- **What you need to do**
Copy out all of the material exactly as presented.

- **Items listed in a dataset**

◇ ◇ ◇ ◇

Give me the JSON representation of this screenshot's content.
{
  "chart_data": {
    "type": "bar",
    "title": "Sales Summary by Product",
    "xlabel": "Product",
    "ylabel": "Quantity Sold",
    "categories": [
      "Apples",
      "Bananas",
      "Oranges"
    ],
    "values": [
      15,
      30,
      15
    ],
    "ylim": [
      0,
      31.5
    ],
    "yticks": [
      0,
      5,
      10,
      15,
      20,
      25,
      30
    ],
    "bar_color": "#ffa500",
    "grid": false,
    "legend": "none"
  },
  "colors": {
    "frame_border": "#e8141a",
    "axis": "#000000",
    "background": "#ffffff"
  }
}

◇ ◇ ◇ ◇

- **Task solution**
Give me the JSON representation of this screenshot's content.
{
  "chart_data": {
    "type": "bar",
    "title": "Sales Summary by Product",
    "xlabel": "Product",
    "ylabel": "Quantity Sold",
    "categories": [
      "Apples",
      "Bananas",
      "Oranges"
    ],
    "values": [
      15,
      30,
      15
    ],
    "ylim": [
      0,
      31.5
    ],
    "yticks": [
      0,
      5,
      10,
      15,
      20,
      25,
      30
    ],
    "bar_color": "#ffa500",
    "grid": false,
    "legend": "none"
  },
  "colors": {
    "frame_border": "#e8141a",
    "axis": "#000000",
    "background": "#ffffff"
  }
}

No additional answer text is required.